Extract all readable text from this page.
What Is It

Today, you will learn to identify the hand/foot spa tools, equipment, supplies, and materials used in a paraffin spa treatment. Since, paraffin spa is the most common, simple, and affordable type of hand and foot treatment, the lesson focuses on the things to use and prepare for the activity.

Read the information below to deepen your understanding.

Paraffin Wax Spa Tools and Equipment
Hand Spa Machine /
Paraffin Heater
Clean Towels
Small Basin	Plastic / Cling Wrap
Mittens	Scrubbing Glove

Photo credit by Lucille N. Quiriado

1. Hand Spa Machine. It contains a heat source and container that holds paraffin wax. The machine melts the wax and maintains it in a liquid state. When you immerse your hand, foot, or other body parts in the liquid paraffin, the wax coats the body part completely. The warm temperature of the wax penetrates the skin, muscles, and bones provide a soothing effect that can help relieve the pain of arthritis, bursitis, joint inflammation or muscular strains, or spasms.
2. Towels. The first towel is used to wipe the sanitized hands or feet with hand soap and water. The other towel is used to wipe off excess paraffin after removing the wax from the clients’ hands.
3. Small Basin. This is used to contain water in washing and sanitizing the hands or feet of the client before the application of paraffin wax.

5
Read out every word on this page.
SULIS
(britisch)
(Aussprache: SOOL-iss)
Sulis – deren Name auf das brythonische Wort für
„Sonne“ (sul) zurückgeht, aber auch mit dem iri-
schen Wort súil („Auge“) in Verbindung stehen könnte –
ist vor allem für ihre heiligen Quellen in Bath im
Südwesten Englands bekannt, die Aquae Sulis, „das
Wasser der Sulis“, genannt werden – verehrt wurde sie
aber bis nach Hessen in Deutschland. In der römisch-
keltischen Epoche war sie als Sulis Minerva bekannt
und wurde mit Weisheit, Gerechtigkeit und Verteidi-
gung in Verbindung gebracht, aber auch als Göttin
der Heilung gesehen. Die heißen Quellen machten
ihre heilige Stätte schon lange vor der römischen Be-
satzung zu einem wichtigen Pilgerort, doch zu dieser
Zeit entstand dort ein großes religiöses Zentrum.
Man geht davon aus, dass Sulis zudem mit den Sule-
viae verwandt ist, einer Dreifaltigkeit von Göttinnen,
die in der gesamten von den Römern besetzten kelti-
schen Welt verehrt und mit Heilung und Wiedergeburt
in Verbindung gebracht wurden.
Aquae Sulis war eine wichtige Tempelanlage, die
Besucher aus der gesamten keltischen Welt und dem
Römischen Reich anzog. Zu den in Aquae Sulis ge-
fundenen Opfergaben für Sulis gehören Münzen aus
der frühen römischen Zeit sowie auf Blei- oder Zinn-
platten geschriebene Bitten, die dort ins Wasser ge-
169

▶ What to work on: Return every record, word for word.

▶ Solution to this exercise:
Extract all readable text from this page.
What Is It

Today, you will learn to identify the hand/foot spa tools, equipment, supplies, and materials used in a paraffin spa treatment. Since, paraffin spa is the most common, simple, and affordable type of hand and foot treatment, the lesson focuses on the things to use and prepare for the activity.

Read the information below to deepen your understanding.

Paraffin Wax Spa Tools and Equipment
Hand Spa Machine /
Paraffin Heater
Clean Towels
Small Basin	Plastic / Cling Wrap
Mittens	Scrubbing Glove

Photo credit by Lucille N. Quiriado

1. Hand Spa Machine. It contains a heat source and container that holds paraffin wax. The machine melts the wax and maintains it in a liquid state. When you immerse your hand, foot, or other body parts in the liquid paraffin, the wax coats the body part completely. The warm temperature of the wax penetrates the skin, muscles, and bones provide a soothing effect that can help relieve the pain of arthritis, bursitis, joint inflammation or muscular strains, or spasms.
2. Towels. The first towel is used to wipe the sanitized hands or feet with hand soap and water. The other towel is used to wipe off excess paraffin after removing the wax from the clients’ hands.
3. Small Basin. This is used to contain water in washing and sanitizing the hands or feet of the client before the application of paraffin wax.

5
Read out every word on this page.
SULIS
(britisch)
(Aussprache: SOOL-iss)
Sulis – deren Name auf das brythonische Wort für
„Sonne“ (sul) zurückgeht, aber auch mit dem iri-
schen Wort súil („Auge“) in Verbindung stehen könnte –
ist vor allem für ihre heiligen Quellen in Bath im
Südwesten Englands bekannt, die Aquae Sulis, „das
Wasser der Sulis“, genannt werden – verehrt wurde sie
aber bis nach Hessen in Deutschland. In der römisch-
keltischen Epoche war sie als Sulis Minerva bekannt
und wurde mit Weisheit, Gerechtigkeit und Verteidi-
gung in Verbindung gebracht, aber auch als Göttin
der Heilung gesehen. Die heißen Quellen machten
ihre heilige Stätte schon lange vor der römischen Be-
satzung zu einem wichtigen Pilgerort, doch zu dieser
Zeit entstand dort ein großes religiöses Zentrum.
Man geht davon aus, dass Sulis zudem mit den Sule-
viae verwandt ist, einer Dreifaltigkeit von Göttinnen,
die in der gesamten von den Römern besetzten kelti-
schen Welt verehrt und mit Heilung und Wiedergeburt
in Verbindung gebracht wurden.
Aquae Sulis war eine wichtige Tempelanlage, die
Besucher aus der gesamten keltischen Welt und dem
Römischen Reich anzog. Zu den in Aquae Sulis ge-
fundenen Opfergaben für Sulis gehören Münzen aus
der frühen römischen Zeit sowie auf Blei- oder Zinn-
platten geschriebene Bitten, die dort ins Wasser ge-
169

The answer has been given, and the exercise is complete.